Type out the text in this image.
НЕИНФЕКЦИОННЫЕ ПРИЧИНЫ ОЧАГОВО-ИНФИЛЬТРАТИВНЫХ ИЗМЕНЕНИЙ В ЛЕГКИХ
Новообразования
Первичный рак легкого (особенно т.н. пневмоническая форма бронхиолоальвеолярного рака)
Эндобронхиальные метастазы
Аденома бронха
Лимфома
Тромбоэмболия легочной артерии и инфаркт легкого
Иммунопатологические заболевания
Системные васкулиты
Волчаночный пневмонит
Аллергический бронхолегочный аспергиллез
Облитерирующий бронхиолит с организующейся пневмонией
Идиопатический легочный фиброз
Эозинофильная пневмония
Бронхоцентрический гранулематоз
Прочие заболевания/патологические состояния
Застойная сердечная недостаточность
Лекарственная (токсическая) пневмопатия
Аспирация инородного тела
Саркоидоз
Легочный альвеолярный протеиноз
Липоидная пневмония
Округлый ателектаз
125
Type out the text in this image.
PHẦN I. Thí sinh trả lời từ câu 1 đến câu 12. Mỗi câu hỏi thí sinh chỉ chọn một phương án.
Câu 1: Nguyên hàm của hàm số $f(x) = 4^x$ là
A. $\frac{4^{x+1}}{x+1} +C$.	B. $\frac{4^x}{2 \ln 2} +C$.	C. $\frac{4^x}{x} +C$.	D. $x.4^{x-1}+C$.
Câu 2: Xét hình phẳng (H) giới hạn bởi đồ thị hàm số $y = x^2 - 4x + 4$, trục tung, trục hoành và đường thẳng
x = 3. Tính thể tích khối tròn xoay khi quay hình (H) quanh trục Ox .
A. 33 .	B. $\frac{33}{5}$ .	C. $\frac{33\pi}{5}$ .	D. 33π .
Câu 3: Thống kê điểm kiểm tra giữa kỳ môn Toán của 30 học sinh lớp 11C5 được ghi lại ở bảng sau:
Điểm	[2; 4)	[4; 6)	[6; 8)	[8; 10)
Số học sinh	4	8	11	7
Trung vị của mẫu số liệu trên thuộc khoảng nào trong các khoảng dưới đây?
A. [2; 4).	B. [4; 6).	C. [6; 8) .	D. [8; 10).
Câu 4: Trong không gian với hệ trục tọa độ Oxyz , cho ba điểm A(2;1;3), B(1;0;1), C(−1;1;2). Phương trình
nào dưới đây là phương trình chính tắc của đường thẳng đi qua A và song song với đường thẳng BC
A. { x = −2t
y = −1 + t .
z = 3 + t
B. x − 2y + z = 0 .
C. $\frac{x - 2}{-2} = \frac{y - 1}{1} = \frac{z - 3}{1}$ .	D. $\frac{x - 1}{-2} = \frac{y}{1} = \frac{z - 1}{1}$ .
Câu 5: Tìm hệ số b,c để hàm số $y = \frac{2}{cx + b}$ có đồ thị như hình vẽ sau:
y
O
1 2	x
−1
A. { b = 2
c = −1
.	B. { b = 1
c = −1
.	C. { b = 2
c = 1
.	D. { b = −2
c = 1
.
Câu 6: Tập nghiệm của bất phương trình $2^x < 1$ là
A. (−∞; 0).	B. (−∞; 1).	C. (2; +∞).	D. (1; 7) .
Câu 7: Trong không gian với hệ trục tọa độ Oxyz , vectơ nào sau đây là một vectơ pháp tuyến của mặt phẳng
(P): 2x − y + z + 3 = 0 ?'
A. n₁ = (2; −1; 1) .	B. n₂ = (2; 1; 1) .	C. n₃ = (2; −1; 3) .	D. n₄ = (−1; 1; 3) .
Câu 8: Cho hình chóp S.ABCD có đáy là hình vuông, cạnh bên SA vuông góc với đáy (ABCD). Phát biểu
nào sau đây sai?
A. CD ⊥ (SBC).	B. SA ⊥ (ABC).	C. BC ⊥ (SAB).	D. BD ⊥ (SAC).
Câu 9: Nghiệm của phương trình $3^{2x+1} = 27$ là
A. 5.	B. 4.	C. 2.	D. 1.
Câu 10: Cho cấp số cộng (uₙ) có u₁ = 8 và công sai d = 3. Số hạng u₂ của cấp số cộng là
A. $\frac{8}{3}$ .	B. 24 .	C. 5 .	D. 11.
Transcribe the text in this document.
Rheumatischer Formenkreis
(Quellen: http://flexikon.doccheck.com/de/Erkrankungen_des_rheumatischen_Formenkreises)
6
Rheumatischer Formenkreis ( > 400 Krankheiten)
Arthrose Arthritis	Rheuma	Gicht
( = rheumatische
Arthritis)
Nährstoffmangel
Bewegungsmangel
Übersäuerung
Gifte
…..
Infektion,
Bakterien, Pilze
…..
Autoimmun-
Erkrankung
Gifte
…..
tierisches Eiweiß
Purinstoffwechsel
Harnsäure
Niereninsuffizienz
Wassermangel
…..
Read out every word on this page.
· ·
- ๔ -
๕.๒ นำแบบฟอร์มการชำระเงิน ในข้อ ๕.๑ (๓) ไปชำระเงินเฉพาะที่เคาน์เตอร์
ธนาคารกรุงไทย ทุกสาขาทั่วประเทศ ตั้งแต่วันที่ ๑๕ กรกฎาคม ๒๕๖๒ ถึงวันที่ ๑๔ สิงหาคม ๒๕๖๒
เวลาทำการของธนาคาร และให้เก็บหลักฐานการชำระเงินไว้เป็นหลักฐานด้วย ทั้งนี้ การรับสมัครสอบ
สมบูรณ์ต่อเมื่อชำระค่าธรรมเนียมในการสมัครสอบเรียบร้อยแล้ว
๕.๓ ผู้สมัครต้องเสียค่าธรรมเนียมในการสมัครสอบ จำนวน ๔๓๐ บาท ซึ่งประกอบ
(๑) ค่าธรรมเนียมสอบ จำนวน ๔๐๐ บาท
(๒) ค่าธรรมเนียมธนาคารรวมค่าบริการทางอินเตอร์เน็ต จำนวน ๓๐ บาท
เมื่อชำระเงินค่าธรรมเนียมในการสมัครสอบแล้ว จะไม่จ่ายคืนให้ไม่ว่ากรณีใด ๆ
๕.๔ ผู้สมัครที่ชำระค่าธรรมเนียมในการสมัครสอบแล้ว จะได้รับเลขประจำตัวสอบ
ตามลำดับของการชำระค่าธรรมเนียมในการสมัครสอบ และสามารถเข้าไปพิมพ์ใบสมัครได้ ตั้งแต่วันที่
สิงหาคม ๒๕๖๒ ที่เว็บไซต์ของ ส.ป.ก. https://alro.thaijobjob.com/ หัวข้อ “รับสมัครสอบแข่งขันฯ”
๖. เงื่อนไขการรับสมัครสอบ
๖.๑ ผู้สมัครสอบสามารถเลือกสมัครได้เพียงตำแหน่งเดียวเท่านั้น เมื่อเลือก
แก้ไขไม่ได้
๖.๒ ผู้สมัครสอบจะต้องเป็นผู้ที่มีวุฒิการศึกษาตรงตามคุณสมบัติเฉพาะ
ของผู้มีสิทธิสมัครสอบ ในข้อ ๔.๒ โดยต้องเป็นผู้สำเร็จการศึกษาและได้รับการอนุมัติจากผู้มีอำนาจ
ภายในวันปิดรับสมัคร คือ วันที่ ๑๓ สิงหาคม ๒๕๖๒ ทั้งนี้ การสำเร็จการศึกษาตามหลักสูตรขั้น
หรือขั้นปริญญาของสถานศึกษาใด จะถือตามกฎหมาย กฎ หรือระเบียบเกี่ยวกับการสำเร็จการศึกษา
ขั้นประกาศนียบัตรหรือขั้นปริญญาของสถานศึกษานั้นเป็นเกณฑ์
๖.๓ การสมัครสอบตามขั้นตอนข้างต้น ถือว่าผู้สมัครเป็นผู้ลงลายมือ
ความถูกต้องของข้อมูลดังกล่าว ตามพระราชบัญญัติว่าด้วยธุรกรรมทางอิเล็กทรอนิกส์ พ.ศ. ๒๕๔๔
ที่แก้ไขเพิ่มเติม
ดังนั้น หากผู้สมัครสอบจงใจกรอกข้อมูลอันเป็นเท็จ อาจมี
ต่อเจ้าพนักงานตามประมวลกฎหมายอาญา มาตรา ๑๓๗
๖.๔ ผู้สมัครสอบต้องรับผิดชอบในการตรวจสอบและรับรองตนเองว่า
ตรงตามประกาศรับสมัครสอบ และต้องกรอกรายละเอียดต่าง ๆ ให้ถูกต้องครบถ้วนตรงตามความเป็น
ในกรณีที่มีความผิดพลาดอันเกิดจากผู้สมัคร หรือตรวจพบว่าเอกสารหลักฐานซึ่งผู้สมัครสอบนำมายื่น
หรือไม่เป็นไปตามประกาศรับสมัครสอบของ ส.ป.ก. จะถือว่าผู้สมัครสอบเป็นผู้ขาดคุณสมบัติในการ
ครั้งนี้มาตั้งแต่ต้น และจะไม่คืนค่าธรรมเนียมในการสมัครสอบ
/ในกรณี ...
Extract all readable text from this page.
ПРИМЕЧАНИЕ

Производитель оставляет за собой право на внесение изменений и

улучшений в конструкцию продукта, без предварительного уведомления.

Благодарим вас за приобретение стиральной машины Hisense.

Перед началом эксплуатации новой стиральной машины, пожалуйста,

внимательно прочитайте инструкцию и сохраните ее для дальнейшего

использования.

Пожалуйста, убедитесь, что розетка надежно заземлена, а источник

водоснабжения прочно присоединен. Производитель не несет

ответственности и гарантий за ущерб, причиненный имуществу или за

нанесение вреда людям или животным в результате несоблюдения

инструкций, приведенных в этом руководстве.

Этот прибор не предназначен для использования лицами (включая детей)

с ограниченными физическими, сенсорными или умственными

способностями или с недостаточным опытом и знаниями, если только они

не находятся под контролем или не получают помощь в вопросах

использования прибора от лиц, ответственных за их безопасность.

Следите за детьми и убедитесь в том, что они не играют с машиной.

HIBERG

Your objective: Copy every line of the listing where the word "องเป" appears.

The completed task:
๖.๒ ผู้สมัครสอบจะต้องเป็นผู้ที่มีวุฒิการศึกษาตรงตามคุณสมบัติเฉพาะ
ของผู้มีสิทธิสมัครสอบ ในข้อ ๔.๒ โดยต้องเป็นผู้สำเร็จการศึกษาและได้รับการอนุมัติจากผู้มีอำนาจ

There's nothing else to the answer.